### [Given problem]
Give a verbatim copy of the lines below, minus the pictures.
+++
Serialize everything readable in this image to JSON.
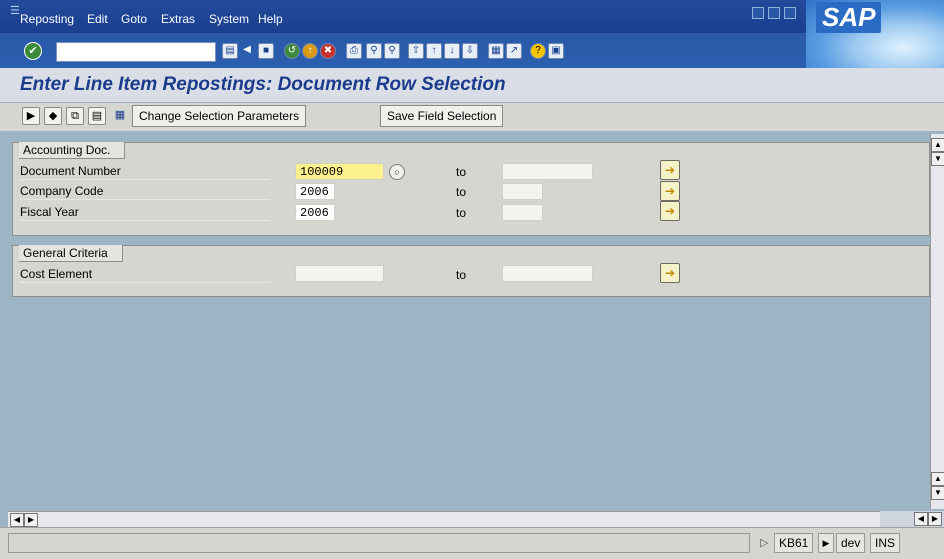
{
  "menu": {
    "items": [
      "Reposting",
      "Edit",
      "Goto",
      "Extras",
      "System",
      "Help"
    ]
  },
  "brand": "SAP",
  "title": "Enter Line Item Repostings: Document Row Selection",
  "app_toolbar": {
    "change_selection_label": "Change Selection Parameters",
    "save_field_label": "Save Field Selection"
  },
  "accounting_doc": {
    "header": "Accounting Doc.",
    "to_label": "to",
    "rows": [
      {
        "label": "Document Number",
        "from": "100009",
        "to": ""
      },
      {
        "label": "Company Code",
        "from": "2006",
        "to": ""
      },
      {
        "label": "Fiscal Year",
        "from": "2006",
        "to": ""
      }
    ]
  },
  "general_criteria": {
    "header": "General Criteria",
    "to_label": "to",
    "rows": [
      {
        "label": "Cost Element",
        "from": "",
        "to": ""
      }
    ]
  },
  "status": {
    "transaction": "KB61",
    "system": "dev",
    "mode": "INS"
  }
}
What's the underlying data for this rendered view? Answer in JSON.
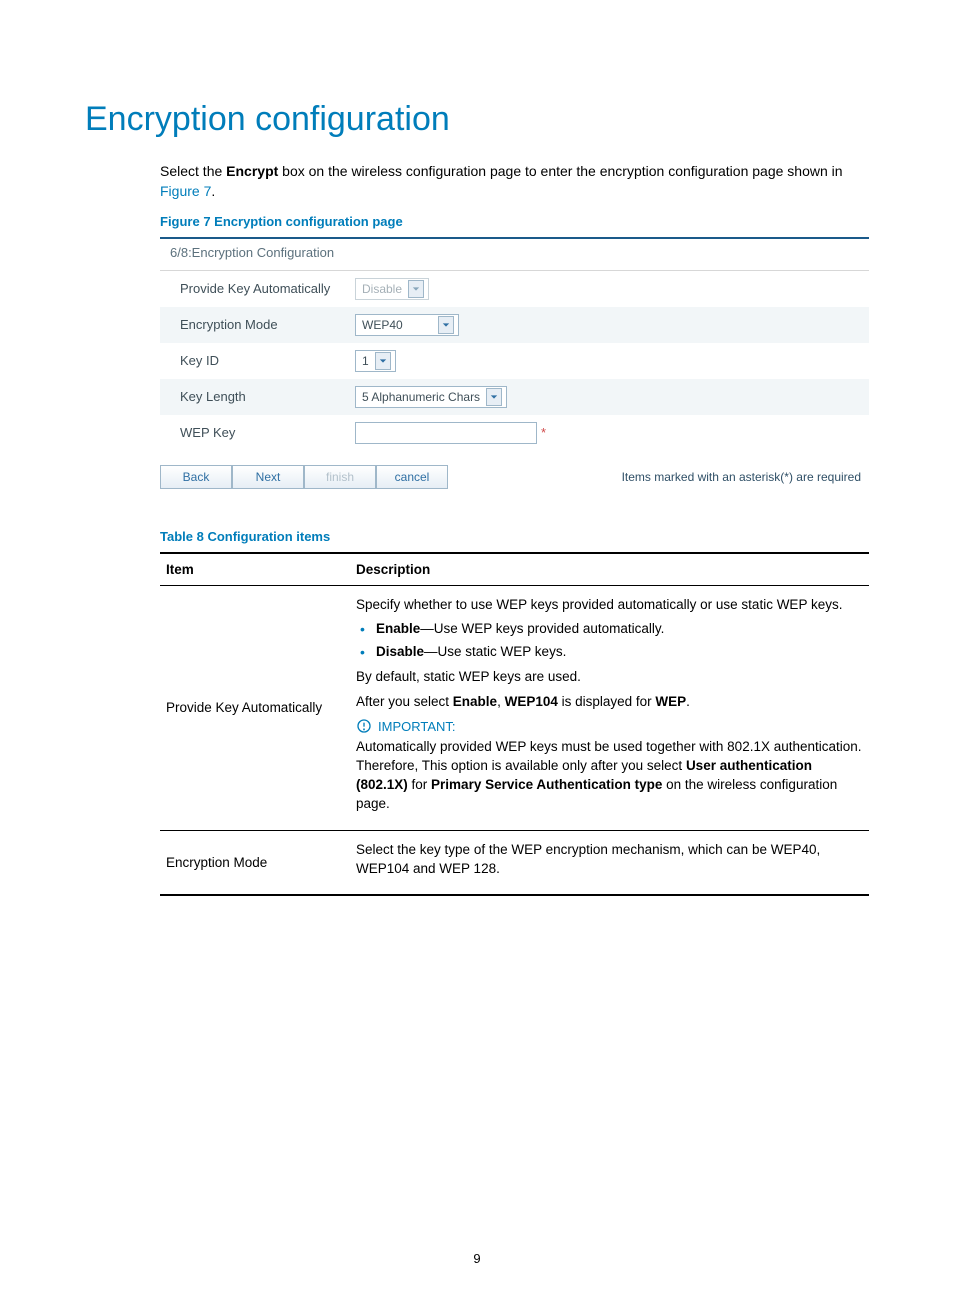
{
  "heading": "Encryption configuration",
  "intro": {
    "pre": "Select the ",
    "bold": "Encrypt",
    "post": " box on the wireless configuration page to enter the encryption configuration page shown in ",
    "link": "Figure 7",
    "end": "."
  },
  "figure_caption": "Figure 7 Encryption configuration page",
  "figure": {
    "step_header": "6/8:Encryption Configuration",
    "rows": {
      "provide_key_auto": {
        "label": "Provide Key Automatically",
        "value": "Disable"
      },
      "encryption_mode": {
        "label": "Encryption Mode",
        "value": "WEP40"
      },
      "key_id": {
        "label": "Key ID",
        "value": "1"
      },
      "key_length": {
        "label": "Key Length",
        "value": "5 Alphanumeric Chars"
      },
      "wep_key": {
        "label": "WEP Key",
        "asterisk": "*"
      }
    },
    "buttons": {
      "back": "Back",
      "next": "Next",
      "finish": "finish",
      "cancel": "cancel"
    },
    "required_note": "Items marked with an asterisk(*) are required"
  },
  "table_caption": "Table 8 Configuration items",
  "table": {
    "head_item": "Item",
    "head_desc": "Description",
    "r1_item": "Provide Key Automatically",
    "r1_p1": "Specify whether to use WEP keys provided automatically or use static WEP keys.",
    "r1_li1_b": "Enable",
    "r1_li1_t": "—Use WEP keys provided automatically.",
    "r1_li2_b": "Disable",
    "r1_li2_t": "—Use static WEP keys.",
    "r1_p2": "By default, static WEP keys are used.",
    "r1_p3_a": "After you select ",
    "r1_p3_b1": "Enable",
    "r1_p3_m": ", ",
    "r1_p3_b2": "WEP104",
    "r1_p3_c": " is displayed for ",
    "r1_p3_b3": "WEP",
    "r1_p3_e": ".",
    "r1_imp_label": "IMPORTANT:",
    "r1_imp_a": "Automatically provided WEP keys must be used together with 802.1X authentication. Therefore, This option is available only after you select ",
    "r1_imp_b1": "User authentication (802.1X)",
    "r1_imp_m": " for ",
    "r1_imp_b2": "Primary Service Authentication type",
    "r1_imp_e": " on the wireless configuration page.",
    "r2_item": "Encryption Mode",
    "r2_p": "Select the key type of the WEP encryption mechanism, which can be WEP40, WEP104 and WEP 128."
  },
  "page_number": "9"
}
+++
### [Task answer]
Serialize everything readable in this image to JSON.
{
  "menu": {
    "items": [
      "Reposting",
      "Edit",
      "Goto",
      "Extras",
      "System",
      "Help"
    ]
  },
  "brand": "SAP",
  "title": "Enter Line Item Repostings: Document Row Selection",
  "app_toolbar": {
    "change_selection_label": "Change Selection Parameters",
    "save_field_label": "Save Field Selection"
  },
  "accounting_doc": {
    "header": "Accounting Doc.",
    "to_label": "to",
    "rows": [
      {
        "label": "Document Number",
        "from": "100009",
        "to": ""
      },
      {
        "label": "Company Code",
        "from": "2006",
        "to": ""
      },
      {
        "label": "Fiscal Year",
        "from": "2006",
        "to": ""
      }
    ]
  },
  "general_criteria": {
    "header": "General Criteria",
    "to_label": "to",
    "rows": [
      {
        "label": "Cost Element",
        "from": "",
        "to": ""
      }
    ]
  },
  "status": {
    "transaction": "KB61",
    "system": "dev",
    "mode": "INS"
  }
}
What's the underlying data for this rendered view? Answer in JSON.
{
  "heading": "Encryption configuration",
  "intro": {
    "pre": "Select the ",
    "bold": "Encrypt",
    "post": " box on the wireless configuration page to enter the encryption configuration page shown in ",
    "link": "Figure 7",
    "end": "."
  },
  "figure_caption": "Figure 7 Encryption configuration page",
  "figure": {
    "step_header": "6/8:Encryption Configuration",
    "rows": {
      "provide_key_auto": {
        "label": "Provide Key Automatically",
        "value": "Disable"
      },
      "encryption_mode": {
        "label": "Encryption Mode",
        "value": "WEP40"
      },
      "key_id": {
        "label": "Key ID",
        "value": "1"
      },
      "key_length": {
        "label": "Key Length",
        "value": "5 Alphanumeric Chars"
      },
      "wep_key": {
        "label": "WEP Key",
        "asterisk": "*"
      }
    },
    "buttons": {
      "back": "Back",
      "next": "Next",
      "finish": "finish",
      "cancel": "cancel"
    },
    "required_note": "Items marked with an asterisk(*) are required"
  },
  "table_caption": "Table 8 Configuration items",
  "table": {
    "head_item": "Item",
    "head_desc": "Description",
    "r1_item": "Provide Key Automatically",
    "r1_p1": "Specify whether to use WEP keys provided automatically or use static WEP keys.",
    "r1_li1_b": "Enable",
    "r1_li1_t": "—Use WEP keys provided automatically.",
    "r1_li2_b": "Disable",
    "r1_li2_t": "—Use static WEP keys.",
    "r1_p2": "By default, static WEP keys are used.",
    "r1_p3_a": "After you select ",
    "r1_p3_b1": "Enable",
    "r1_p3_m": ", ",
    "r1_p3_b2": "WEP104",
    "r1_p3_c": " is displayed for ",
    "r1_p3_b3": "WEP",
    "r1_p3_e": ".",
    "r1_imp_label": "IMPORTANT:",
    "r1_imp_a": "Automatically provided WEP keys must be used together with 802.1X authentication. Therefore, This option is available only after you select ",
    "r1_imp_b1": "User authentication (802.1X)",
    "r1_imp_m": " for ",
    "r1_imp_b2": "Primary Service Authentication type",
    "r1_imp_e": " on the wireless configuration page.",
    "r2_item": "Encryption Mode",
    "r2_p": "Select the key type of the WEP encryption mechanism, which can be WEP40, WEP104 and WEP 128."
  },
  "page_number": "9"
}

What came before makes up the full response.